Source records
--- START ---

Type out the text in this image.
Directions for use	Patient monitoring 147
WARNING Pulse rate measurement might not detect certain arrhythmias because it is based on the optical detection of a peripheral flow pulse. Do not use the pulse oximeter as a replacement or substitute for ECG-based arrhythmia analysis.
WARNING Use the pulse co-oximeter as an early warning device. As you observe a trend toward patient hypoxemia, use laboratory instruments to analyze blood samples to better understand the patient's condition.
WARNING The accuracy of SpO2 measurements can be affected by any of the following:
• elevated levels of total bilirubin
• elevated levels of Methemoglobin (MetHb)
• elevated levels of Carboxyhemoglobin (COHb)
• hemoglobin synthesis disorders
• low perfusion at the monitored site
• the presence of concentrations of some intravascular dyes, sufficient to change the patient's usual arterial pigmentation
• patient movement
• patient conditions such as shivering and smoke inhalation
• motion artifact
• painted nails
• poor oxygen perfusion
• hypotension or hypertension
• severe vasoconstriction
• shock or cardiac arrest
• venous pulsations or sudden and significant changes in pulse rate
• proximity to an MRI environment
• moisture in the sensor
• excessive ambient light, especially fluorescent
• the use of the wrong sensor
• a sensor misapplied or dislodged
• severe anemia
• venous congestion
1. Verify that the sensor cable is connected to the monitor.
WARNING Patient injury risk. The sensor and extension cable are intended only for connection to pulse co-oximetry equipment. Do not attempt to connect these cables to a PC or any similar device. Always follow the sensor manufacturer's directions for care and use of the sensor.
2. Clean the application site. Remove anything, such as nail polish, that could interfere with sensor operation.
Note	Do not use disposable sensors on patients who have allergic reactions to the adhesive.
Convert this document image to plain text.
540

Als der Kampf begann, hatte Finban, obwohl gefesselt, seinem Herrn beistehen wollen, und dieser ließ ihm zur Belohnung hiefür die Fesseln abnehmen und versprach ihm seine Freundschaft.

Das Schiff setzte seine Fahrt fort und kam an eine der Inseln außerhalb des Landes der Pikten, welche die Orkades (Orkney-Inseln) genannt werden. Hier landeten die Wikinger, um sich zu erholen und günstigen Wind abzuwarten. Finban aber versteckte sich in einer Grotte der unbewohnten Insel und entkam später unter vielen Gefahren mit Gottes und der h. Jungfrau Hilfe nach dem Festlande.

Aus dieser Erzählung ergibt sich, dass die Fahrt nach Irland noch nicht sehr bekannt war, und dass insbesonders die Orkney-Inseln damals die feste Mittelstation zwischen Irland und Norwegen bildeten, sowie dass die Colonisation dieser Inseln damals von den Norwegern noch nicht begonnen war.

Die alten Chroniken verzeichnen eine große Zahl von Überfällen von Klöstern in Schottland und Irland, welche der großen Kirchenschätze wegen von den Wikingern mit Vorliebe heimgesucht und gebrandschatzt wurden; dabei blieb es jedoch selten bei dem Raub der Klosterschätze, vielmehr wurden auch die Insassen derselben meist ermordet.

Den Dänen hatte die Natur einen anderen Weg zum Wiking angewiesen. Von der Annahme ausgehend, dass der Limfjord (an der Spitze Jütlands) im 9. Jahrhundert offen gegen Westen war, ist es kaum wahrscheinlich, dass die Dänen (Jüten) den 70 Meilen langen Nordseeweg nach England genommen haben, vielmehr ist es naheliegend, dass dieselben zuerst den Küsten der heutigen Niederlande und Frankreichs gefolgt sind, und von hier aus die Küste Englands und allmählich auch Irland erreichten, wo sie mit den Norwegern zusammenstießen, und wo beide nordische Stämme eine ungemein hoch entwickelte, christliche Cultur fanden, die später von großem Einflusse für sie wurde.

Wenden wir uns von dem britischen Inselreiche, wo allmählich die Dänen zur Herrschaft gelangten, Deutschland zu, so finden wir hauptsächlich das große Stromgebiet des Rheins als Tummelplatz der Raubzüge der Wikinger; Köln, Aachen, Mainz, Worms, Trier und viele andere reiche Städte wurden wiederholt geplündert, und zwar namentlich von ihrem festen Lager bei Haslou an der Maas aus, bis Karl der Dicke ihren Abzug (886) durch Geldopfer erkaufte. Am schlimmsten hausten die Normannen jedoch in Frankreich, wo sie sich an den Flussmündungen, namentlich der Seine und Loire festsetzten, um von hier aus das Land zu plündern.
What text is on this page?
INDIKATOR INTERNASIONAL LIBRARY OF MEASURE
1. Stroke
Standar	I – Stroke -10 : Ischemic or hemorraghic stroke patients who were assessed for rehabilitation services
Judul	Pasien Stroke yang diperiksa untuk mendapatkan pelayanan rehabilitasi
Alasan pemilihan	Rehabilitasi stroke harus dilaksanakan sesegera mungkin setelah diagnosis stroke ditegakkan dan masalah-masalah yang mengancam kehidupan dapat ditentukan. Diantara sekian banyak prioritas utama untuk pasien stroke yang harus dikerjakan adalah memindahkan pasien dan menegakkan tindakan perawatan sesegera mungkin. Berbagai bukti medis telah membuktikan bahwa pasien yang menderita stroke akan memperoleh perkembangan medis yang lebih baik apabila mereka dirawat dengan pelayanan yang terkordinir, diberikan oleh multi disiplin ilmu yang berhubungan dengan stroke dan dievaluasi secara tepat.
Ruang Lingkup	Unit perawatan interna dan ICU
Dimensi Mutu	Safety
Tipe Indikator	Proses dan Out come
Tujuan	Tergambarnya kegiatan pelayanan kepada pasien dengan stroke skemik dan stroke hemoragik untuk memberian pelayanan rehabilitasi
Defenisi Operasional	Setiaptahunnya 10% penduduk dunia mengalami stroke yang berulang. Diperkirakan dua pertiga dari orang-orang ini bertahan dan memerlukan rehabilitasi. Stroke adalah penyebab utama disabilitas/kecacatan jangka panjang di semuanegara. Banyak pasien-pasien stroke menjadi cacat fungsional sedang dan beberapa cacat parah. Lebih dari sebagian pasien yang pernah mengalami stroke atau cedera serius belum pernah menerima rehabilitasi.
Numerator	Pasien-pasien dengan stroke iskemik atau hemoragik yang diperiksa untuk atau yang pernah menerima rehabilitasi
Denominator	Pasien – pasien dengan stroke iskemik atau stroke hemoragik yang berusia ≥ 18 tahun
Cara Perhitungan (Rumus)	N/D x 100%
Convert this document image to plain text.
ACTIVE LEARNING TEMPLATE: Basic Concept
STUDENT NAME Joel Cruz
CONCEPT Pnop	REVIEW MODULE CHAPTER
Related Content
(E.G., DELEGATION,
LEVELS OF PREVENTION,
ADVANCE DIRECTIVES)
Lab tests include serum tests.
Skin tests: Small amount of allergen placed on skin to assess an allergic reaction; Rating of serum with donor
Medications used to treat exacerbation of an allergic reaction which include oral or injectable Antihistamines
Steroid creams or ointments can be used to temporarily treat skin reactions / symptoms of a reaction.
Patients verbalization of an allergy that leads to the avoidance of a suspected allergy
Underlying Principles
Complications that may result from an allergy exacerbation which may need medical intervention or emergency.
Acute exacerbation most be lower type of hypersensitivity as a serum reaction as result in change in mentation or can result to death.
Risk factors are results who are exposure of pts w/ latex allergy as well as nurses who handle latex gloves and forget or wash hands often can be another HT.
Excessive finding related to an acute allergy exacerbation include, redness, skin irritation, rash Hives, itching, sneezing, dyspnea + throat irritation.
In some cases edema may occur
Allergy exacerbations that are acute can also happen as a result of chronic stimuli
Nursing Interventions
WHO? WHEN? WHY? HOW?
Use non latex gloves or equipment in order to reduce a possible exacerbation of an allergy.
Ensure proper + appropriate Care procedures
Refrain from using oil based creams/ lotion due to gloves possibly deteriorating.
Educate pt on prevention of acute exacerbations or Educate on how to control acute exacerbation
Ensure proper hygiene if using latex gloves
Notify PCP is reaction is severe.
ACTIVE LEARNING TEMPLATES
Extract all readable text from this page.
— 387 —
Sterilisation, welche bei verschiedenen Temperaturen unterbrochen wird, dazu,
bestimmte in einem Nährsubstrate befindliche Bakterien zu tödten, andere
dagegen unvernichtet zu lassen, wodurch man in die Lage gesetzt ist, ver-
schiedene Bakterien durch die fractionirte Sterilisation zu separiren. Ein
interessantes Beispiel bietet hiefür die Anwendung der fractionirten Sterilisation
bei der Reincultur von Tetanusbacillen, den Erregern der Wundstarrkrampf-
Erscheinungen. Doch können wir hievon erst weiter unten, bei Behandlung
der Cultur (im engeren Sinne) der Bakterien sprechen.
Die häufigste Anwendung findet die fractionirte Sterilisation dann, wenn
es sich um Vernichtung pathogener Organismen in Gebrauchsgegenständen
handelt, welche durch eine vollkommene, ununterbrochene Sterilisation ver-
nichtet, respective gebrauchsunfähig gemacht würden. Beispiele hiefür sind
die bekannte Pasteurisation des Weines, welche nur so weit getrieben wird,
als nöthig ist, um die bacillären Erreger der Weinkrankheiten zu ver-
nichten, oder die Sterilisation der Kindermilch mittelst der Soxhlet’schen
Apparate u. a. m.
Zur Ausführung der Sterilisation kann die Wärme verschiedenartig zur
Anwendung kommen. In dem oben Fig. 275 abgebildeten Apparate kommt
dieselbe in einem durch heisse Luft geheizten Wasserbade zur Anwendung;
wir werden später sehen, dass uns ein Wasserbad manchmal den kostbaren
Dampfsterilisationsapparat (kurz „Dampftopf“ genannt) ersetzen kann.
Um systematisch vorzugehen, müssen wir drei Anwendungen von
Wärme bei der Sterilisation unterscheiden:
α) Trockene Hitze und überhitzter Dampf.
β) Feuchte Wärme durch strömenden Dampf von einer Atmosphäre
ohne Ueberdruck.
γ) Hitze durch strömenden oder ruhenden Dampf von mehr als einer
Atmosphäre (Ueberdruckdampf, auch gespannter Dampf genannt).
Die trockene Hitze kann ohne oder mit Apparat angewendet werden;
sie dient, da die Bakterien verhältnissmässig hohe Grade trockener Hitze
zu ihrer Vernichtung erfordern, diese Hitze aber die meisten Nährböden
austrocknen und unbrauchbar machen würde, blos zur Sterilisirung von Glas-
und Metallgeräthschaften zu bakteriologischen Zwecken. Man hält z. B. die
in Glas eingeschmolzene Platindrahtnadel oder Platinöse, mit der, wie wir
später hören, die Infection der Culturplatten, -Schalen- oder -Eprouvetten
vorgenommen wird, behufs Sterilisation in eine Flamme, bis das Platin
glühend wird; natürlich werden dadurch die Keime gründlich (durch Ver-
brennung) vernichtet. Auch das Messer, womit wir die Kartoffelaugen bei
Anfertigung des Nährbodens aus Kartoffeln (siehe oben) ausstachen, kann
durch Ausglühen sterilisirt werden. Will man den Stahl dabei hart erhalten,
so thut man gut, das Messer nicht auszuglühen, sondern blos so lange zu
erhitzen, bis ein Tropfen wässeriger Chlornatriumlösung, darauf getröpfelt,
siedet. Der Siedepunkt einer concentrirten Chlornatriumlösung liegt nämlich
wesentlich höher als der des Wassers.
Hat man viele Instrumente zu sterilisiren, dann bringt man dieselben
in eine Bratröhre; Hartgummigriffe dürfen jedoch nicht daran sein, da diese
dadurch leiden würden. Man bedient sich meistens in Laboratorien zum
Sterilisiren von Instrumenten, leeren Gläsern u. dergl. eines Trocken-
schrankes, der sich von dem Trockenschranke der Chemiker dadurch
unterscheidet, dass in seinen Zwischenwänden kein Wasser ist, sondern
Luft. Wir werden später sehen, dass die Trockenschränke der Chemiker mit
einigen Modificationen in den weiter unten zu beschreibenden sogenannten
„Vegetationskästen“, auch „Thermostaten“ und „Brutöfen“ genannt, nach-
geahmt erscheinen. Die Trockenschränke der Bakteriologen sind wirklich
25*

--- END ---

*Exercise objective*.
Search the data above for the string "Luft" and report each line that holds it.

*Answer section*.
dieselbe in einem durch heisse Luft geheizten Wasserbade zur Anwendung;
Luft. Wir werden später sehen, dass die Trockenschränke der Chemiker mit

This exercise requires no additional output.